Make an exact copy of each entry, leaving out every picture.
** BEGIN Available data **
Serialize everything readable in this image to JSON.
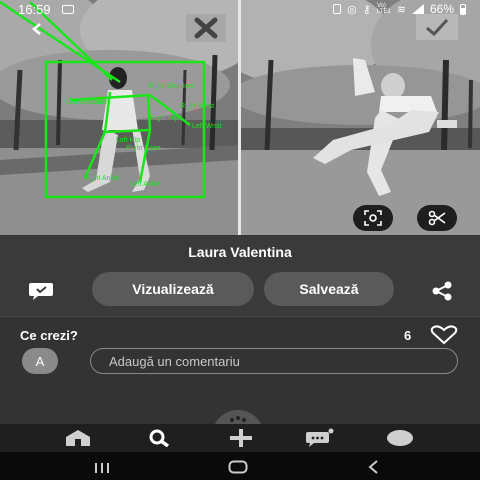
{
  "status_bar": {
    "time": "16:59",
    "icons": [
      "image-icon",
      "clipboard-icon",
      "hotspot-icon",
      "vpn-key-icon",
      "wifi-icon",
      "cellular-icon",
      "battery-icon"
    ],
    "network_label_top": "Vo)",
    "network_label_bottom": "LTE1",
    "battery": "66%"
  },
  "photos": {
    "pose_labels": [
      "Right Wrist",
      "Left Wrist",
      "Right Ankle",
      "Left Ankle",
      "Right Shoulder",
      "Left Shoulder",
      "Right Hip",
      "Left Hip",
      "Right Knee",
      "Left Knee"
    ],
    "pose_color": "#19e619",
    "left_action_icon": "close-x-icon",
    "right_action_icon": "check-icon",
    "tools": [
      "face-scan-icon",
      "scissors-icon"
    ]
  },
  "post": {
    "author": "Laura Valentina"
  },
  "actions": {
    "comment_icon": "chat-bubble-icon",
    "view_label": "Vizualizează",
    "save_label": "Salvează",
    "share_icon": "share-icon"
  },
  "comments": {
    "question": "Ce crezi?",
    "likes": "6",
    "avatar_initial": "A",
    "placeholder": "Adaugă un comentariu"
  },
  "bottom_nav": {
    "items": [
      "home-icon",
      "search-icon",
      "add-icon",
      "messages-icon",
      "profile-icon"
    ]
  },
  "system_nav": {
    "items": [
      "recents-icon",
      "home-button-icon",
      "back-icon"
    ]
  }
}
** END Available data **
> **Exercise result**
Serialize everything readable in this image to JSON.
{
  "status_bar": {
    "time": "16:59",
    "icons": [
      "image-icon",
      "clipboard-icon",
      "hotspot-icon",
      "vpn-key-icon",
      "wifi-icon",
      "cellular-icon",
      "battery-icon"
    ],
    "network_label_top": "Vo)",
    "network_label_bottom": "LTE1",
    "battery": "66%"
  },
  "photos": {
    "pose_labels": [
      "Right Wrist",
      "Left Wrist",
      "Right Ankle",
      "Left Ankle",
      "Right Shoulder",
      "Left Shoulder",
      "Right Hip",
      "Left Hip",
      "Right Knee",
      "Left Knee"
    ],
    "pose_color": "#19e619",
    "left_action_icon": "close-x-icon",
    "right_action_icon": "check-icon",
    "tools": [
      "face-scan-icon",
      "scissors-icon"
    ]
  },
  "post": {
    "author": "Laura Valentina"
  },
  "actions": {
    "comment_icon": "chat-bubble-icon",
    "view_label": "Vizualizează",
    "save_label": "Salvează",
    "share_icon": "share-icon"
  },
  "comments": {
    "question": "Ce crezi?",
    "likes": "6",
    "avatar_initial": "A",
    "placeholder": "Adaugă un comentariu"
  },
  "bottom_nav": {
    "items": [
      "home-icon",
      "search-icon",
      "add-icon",
      "messages-icon",
      "profile-icon"
    ]
  },
  "system_nav": {
    "items": [
      "recents-icon",
      "home-button-icon",
      "back-icon"
    ]
  }
}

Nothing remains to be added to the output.